** Task requirements **
Across the entries below, count the lines in which the word "this" occurs. Reply with the count alone.

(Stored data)
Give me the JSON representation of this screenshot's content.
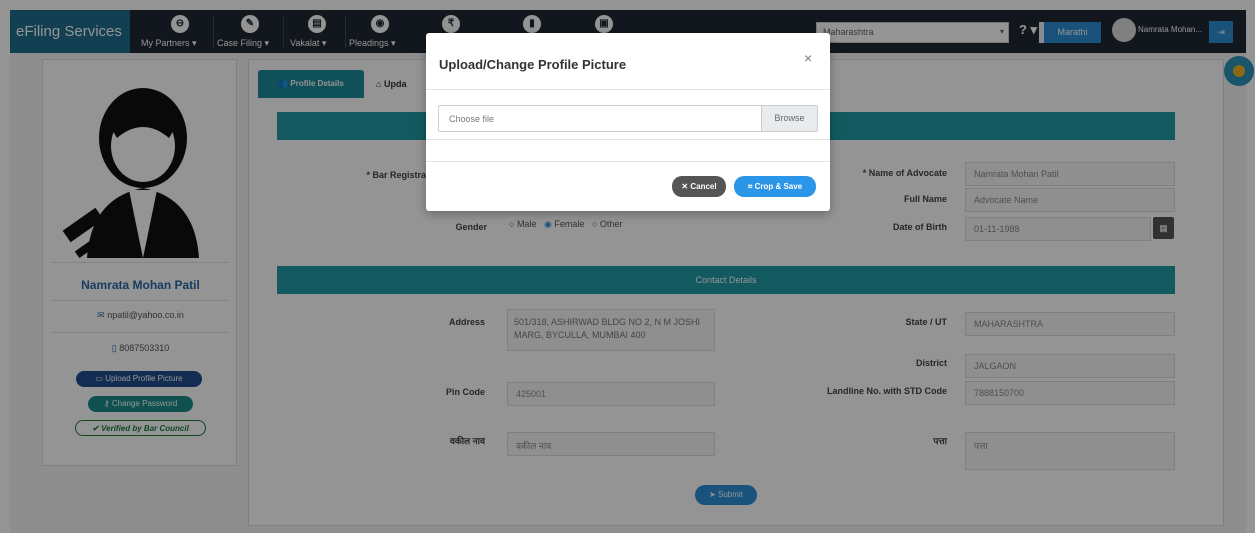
{
  "navbar": {
    "brand": "eFiling Services",
    "items": [
      {
        "label": "My Partners ▾",
        "icon": "handshake-icon"
      },
      {
        "label": "Case Filing ▾",
        "icon": "pencil-icon"
      },
      {
        "label": "Vakalat ▾",
        "icon": "document-icon"
      },
      {
        "label": "Pleadings ▾",
        "icon": "chat-icon"
      },
      {
        "label": "",
        "icon": "rupee-icon"
      },
      {
        "label": "",
        "icon": "file-icon"
      },
      {
        "label": "",
        "icon": "briefcase-icon"
      }
    ],
    "state_select": "Maharashtra",
    "help": "? ▾",
    "language": "Marathi",
    "user": "Namrata Mohan...",
    "logout": "⇥"
  },
  "sidebar": {
    "name": "Namrata Mohan Patil",
    "email": "npatil@yahoo.co.in",
    "phone": "8087503310",
    "upload_btn": "Upload Profile Picture",
    "password_btn": "Change Password",
    "verified": "Verified by Bar Council"
  },
  "tabs": {
    "active": "Profile Details",
    "second": "Upda"
  },
  "form": {
    "bar_reg_label": "* Bar Registrat",
    "advocate_label": "* Name of Advocate",
    "advocate_value": "Namrata Mohan Patil",
    "full_name_label": "Full Name",
    "full_name_value": "Advocate Name",
    "gender_label": "Gender",
    "gender_options": [
      "Male",
      "Female",
      "Other"
    ],
    "gender_selected": "Female",
    "dob_label": "Date of Birth",
    "dob_value": "01-11-1988",
    "contact_header": "Contact Details",
    "address_label": "Address",
    "address_value": "501/318, ASHIRWAD BLDG NO 2, N M JOSHI MARG, BYCULLA, MUMBAI 400",
    "state_label": "State / UT",
    "state_value": "MAHARASHTRA",
    "district_label": "District",
    "district_value": "JALGAON",
    "pin_label": "Pin Code",
    "pin_value": "425001",
    "landline_label": "Landline No. with STD Code",
    "landline_value": "7888150700",
    "vakil_label": "वकील नाव",
    "vakil_value": "वकील नाव",
    "patta_label": "पत्ता",
    "patta_value": "पत्ता",
    "submit": "Submit"
  },
  "modal": {
    "title": "Upload/Change Profile Picture",
    "close": "×",
    "file_placeholder": "Choose file",
    "browse": "Browse",
    "cancel": "Cancel",
    "crop_save": "Crop & Save"
  },
  "colors": {
    "navbar": "#1e2832",
    "brand": "#1f6f8e",
    "teal": "#1f9aa6",
    "accent_blue": "#2b95e8"
  }
}
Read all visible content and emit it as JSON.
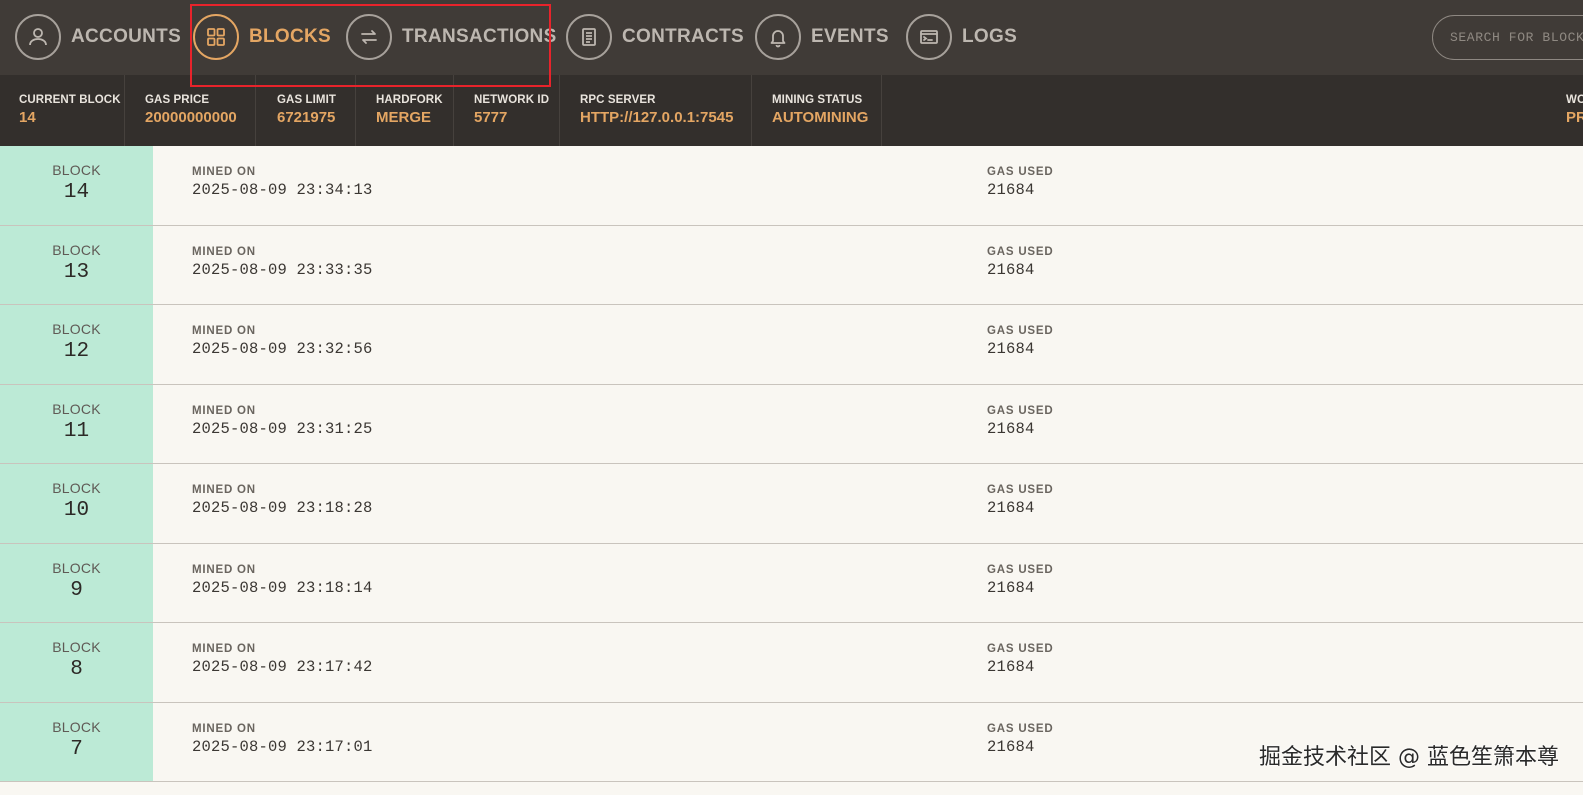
{
  "nav": {
    "items": [
      {
        "label": "ACCOUNTS",
        "icon": "user-icon",
        "active": false
      },
      {
        "label": "BLOCKS",
        "icon": "blocks-grid-icon",
        "active": true
      },
      {
        "label": "TRANSACTIONS",
        "icon": "transfer-arrows-icon",
        "active": false
      },
      {
        "label": "CONTRACTS",
        "icon": "document-icon",
        "active": false
      },
      {
        "label": "EVENTS",
        "icon": "bell-icon",
        "active": false
      },
      {
        "label": "LOGS",
        "icon": "terminal-icon",
        "active": false
      }
    ],
    "search_placeholder": "SEARCH FOR BLOCK NUMBERS OR TX HASHES"
  },
  "status": {
    "current_block": {
      "label": "CURRENT BLOCK",
      "value": "14"
    },
    "gas_price": {
      "label": "GAS PRICE",
      "value": "20000000000"
    },
    "gas_limit": {
      "label": "GAS LIMIT",
      "value": "6721975"
    },
    "hardfork": {
      "label": "HARDFORK",
      "value": "MERGE"
    },
    "network_id": {
      "label": "NETWORK ID",
      "value": "5777"
    },
    "rpc_server": {
      "label": "RPC SERVER",
      "value": "HTTP://127.0.0.1:7545"
    },
    "mining_status": {
      "label": "MINING STATUS",
      "value": "AUTOMINING"
    },
    "workspace": {
      "label": "WO",
      "value": "PR"
    }
  },
  "blocks": [
    {
      "label": "BLOCK",
      "number": "14",
      "mined_label": "MINED ON",
      "mined_on": "2025-08-09 23:34:13",
      "gas_label": "GAS USED",
      "gas_used": "21684"
    },
    {
      "label": "BLOCK",
      "number": "13",
      "mined_label": "MINED ON",
      "mined_on": "2025-08-09 23:33:35",
      "gas_label": "GAS USED",
      "gas_used": "21684"
    },
    {
      "label": "BLOCK",
      "number": "12",
      "mined_label": "MINED ON",
      "mined_on": "2025-08-09 23:32:56",
      "gas_label": "GAS USED",
      "gas_used": "21684"
    },
    {
      "label": "BLOCK",
      "number": "11",
      "mined_label": "MINED ON",
      "mined_on": "2025-08-09 23:31:25",
      "gas_label": "GAS USED",
      "gas_used": "21684"
    },
    {
      "label": "BLOCK",
      "number": "10",
      "mined_label": "MINED ON",
      "mined_on": "2025-08-09 23:18:28",
      "gas_label": "GAS USED",
      "gas_used": "21684"
    },
    {
      "label": "BLOCK",
      "number": "9",
      "mined_label": "MINED ON",
      "mined_on": "2025-08-09 23:18:14",
      "gas_label": "GAS USED",
      "gas_used": "21684"
    },
    {
      "label": "BLOCK",
      "number": "8",
      "mined_label": "MINED ON",
      "mined_on": "2025-08-09 23:17:42",
      "gas_label": "GAS USED",
      "gas_used": "21684"
    },
    {
      "label": "BLOCK",
      "number": "7",
      "mined_label": "MINED ON",
      "mined_on": "2025-08-09 23:17:01",
      "gas_label": "GAS USED",
      "gas_used": "21684"
    }
  ],
  "watermark": "掘金技术社区 @ 蓝色笙箫本尊",
  "colors": {
    "nav_bg": "#403b37",
    "status_bg": "#332f2c",
    "accent": "#e4a663",
    "block_cell": "#bcead6",
    "highlight": "#e8232b"
  }
}
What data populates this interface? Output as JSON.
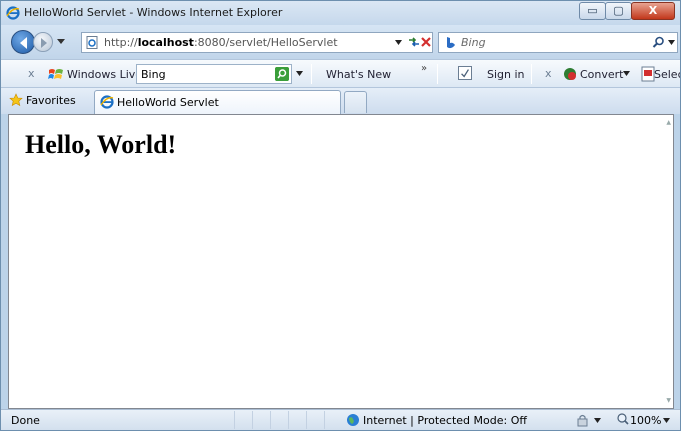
{
  "window": {
    "title": "HelloWorld Servlet - Windows Internet Explorer",
    "controls": {
      "minimize": "▭",
      "maximize": "▢",
      "close": "X"
    }
  },
  "address_bar": {
    "url_prefix": "http://",
    "url_host": "localhost",
    "url_rest": ":8080/servlet/HelloServlet",
    "search_placeholder": "Bing"
  },
  "toolbar": {
    "close_glyph": "x",
    "windows_live_label": "Windows Live",
    "search_value": "Bing",
    "whats_new": "What's New",
    "chevron": "»",
    "sign_in": "Sign in",
    "close_glyph_2": "x",
    "convert": "Convert",
    "select": "Select"
  },
  "favorites_bar": {
    "favorites_label": "Favorites",
    "tab_label": "HelloWorld Servlet"
  },
  "page": {
    "heading": "Hello, World!"
  },
  "status_bar": {
    "status": "Done",
    "zone": "Internet | Protected Mode: Off",
    "zoom": "100%"
  },
  "colors": {
    "frame": "#bcd3e9",
    "close_button": "#c2371b",
    "back_button": "#1d5aa6"
  },
  "icons": [
    "ie-icon",
    "back-icon",
    "forward-icon",
    "page-icon",
    "refresh-icon",
    "stop-icon",
    "bing-icon",
    "search-icon",
    "windows-live-icon",
    "signin-icon",
    "convert-icon",
    "select-icon",
    "star-icon",
    "globe-icon",
    "lock-icon",
    "zoom-icon"
  ]
}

** Task output **
2